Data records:

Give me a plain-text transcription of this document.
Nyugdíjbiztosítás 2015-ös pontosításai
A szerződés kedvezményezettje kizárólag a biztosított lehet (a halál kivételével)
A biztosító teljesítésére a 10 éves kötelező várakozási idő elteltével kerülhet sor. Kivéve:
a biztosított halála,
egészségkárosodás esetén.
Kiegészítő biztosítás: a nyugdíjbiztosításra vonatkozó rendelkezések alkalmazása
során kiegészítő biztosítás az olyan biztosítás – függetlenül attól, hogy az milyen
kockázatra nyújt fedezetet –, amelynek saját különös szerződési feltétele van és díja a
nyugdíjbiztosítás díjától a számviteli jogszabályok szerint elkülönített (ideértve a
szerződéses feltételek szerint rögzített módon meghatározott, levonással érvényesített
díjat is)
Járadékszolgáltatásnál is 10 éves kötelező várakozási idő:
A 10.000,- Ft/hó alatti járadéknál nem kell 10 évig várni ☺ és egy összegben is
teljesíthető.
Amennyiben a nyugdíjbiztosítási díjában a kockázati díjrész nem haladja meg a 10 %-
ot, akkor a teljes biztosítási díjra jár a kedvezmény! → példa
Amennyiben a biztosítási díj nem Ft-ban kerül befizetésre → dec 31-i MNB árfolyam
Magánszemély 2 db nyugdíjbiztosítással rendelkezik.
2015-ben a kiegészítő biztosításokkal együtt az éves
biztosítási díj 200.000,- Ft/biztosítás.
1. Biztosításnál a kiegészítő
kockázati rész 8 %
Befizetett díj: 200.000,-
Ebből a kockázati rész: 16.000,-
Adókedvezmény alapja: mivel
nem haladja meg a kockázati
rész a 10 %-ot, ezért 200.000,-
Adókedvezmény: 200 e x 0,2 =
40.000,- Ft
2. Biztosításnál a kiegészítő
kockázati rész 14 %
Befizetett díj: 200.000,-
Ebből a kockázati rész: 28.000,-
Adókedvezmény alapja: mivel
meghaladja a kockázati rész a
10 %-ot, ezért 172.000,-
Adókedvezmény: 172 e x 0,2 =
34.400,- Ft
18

> [STATED TASK]: Note each line of the entries that has "éves" in it, and copy those lines.

> [SOLUTION TO THE PROBLEM]:
A biztosító teljesítésére a 10 éves kötelező várakozási idő elteltével kerülhet sor. Kivéve:
Járadékszolgáltatásnál is 10 éves kötelező várakozási idő:
2015-ben a kiegészítő biztosításokkal együtt az éves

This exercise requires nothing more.